## What is being asked
Below are records to be output exactly, every one of them.

━━━ Material provided

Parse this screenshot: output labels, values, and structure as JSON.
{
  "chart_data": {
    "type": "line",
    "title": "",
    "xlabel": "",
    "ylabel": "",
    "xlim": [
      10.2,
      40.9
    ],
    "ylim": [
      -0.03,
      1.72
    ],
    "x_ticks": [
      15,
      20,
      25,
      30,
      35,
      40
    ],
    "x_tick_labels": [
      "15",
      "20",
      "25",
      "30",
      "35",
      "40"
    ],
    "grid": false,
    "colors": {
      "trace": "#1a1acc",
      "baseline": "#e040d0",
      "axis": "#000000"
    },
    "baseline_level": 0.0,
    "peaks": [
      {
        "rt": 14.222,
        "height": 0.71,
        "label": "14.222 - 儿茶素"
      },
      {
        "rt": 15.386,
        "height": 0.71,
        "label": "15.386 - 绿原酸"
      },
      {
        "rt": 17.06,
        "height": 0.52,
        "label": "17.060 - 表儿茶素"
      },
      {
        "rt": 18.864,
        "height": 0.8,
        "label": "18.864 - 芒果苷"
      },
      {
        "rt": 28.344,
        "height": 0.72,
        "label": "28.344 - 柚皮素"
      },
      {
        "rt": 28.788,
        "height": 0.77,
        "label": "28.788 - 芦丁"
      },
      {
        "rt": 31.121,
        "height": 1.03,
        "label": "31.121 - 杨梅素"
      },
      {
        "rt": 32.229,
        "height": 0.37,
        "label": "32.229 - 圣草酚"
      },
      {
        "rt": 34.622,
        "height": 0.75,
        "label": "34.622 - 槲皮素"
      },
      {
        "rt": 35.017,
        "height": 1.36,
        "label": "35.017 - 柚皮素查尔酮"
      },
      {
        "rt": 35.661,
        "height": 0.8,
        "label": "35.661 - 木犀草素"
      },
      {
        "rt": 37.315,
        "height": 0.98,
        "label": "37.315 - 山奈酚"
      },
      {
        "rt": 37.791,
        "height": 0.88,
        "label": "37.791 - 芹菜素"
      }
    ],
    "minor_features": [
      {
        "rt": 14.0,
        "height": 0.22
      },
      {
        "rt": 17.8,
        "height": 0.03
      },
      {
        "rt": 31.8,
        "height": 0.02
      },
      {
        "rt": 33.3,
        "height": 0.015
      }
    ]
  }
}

━━━━━━

## Response to this exercise
Parse this screenshot: output labels, values, and structure as JSON.
{
  "chart_data": {
    "type": "line",
    "title": "",
    "xlabel": "",
    "ylabel": "",
    "xlim": [
      10.2,
      40.9
    ],
    "ylim": [
      -0.03,
      1.72
    ],
    "x_ticks": [
      15,
      20,
      25,
      30,
      35,
      40
    ],
    "x_tick_labels": [
      "15",
      "20",
      "25",
      "30",
      "35",
      "40"
    ],
    "grid": false,
    "colors": {
      "trace": "#1a1acc",
      "baseline": "#e040d0",
      "axis": "#000000"
    },
    "baseline_level": 0.0,
    "peaks": [
      {
        "rt": 14.222,
        "height": 0.71,
        "label": "14.222 - 儿茶素"
      },
      {
        "rt": 15.386,
        "height": 0.71,
        "label": "15.386 - 绿原酸"
      },
      {
        "rt": 17.06,
        "height": 0.52,
        "label": "17.060 - 表儿茶素"
      },
      {
        "rt": 18.864,
        "height": 0.8,
        "label": "18.864 - 芒果苷"
      },
      {
        "rt": 28.344,
        "height": 0.72,
        "label": "28.344 - 柚皮素"
      },
      {
        "rt": 28.788,
        "height": 0.77,
        "label": "28.788 - 芦丁"
      },
      {
        "rt": 31.121,
        "height": 1.03,
        "label": "31.121 - 杨梅素"
      },
      {
        "rt": 32.229,
        "height": 0.37,
        "label": "32.229 - 圣草酚"
      },
      {
        "rt": 34.622,
        "height": 0.75,
        "label": "34.622 - 槲皮素"
      },
      {
        "rt": 35.017,
        "height": 1.36,
        "label": "35.017 - 柚皮素查尔酮"
      },
      {
        "rt": 35.661,
        "height": 0.8,
        "label": "35.661 - 木犀草素"
      },
      {
        "rt": 37.315,
        "height": 0.98,
        "label": "37.315 - 山奈酚"
      },
      {
        "rt": 37.791,
        "height": 0.88,
        "label": "37.791 - 芹菜素"
      }
    ],
    "minor_features": [
      {
        "rt": 14.0,
        "height": 0.22
      },
      {
        "rt": 17.8,
        "height": 0.03
      },
      {
        "rt": 31.8,
        "height": 0.02
      },
      {
        "rt": 33.3,
        "height": 0.015
      }
    ]
  }
}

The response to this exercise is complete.